— Record set —

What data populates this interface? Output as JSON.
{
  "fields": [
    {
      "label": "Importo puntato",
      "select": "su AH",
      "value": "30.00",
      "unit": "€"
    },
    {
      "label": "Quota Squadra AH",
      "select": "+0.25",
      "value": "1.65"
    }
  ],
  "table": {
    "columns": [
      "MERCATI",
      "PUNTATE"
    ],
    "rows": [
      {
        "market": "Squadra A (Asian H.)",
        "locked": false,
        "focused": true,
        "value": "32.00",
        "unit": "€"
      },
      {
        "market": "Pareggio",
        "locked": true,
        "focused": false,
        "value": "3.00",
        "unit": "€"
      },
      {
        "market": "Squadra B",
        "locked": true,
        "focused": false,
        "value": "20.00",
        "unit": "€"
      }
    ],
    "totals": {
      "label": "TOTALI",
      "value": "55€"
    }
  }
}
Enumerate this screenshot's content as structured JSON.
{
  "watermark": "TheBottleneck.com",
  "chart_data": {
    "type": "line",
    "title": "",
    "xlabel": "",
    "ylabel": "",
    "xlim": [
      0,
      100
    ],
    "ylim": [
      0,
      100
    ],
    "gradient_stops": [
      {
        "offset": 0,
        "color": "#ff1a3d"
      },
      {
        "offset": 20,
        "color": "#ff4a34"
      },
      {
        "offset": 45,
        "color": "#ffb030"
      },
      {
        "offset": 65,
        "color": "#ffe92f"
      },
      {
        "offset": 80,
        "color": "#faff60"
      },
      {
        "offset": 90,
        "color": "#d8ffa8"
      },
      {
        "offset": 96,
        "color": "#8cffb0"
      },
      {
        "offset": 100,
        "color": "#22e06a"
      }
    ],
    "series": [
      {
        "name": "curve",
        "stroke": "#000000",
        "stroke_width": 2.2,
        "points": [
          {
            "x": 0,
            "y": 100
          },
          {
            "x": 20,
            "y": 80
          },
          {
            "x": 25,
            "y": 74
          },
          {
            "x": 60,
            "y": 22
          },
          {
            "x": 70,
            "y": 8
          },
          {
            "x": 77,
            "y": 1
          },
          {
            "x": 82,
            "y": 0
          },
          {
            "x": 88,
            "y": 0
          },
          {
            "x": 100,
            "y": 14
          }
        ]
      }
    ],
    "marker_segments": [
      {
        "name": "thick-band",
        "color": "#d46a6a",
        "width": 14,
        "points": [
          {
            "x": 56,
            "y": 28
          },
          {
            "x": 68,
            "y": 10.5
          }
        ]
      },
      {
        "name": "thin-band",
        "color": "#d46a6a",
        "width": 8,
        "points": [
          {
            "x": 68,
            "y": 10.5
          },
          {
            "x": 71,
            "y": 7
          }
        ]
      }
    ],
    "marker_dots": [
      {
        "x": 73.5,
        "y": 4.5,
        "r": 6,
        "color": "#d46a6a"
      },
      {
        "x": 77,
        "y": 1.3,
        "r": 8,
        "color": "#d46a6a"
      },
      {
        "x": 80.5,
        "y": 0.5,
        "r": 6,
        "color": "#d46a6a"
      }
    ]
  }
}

— Set task —
Extract from the data every line where "offset" shows up.

— Solution to the problem —
        "offset": 0,
        "offset": 20,
        "offset": 45,
        "offset": 65,
        "offset": 80,
        "offset": 90,
        "offset": 96,
        "offset": 100,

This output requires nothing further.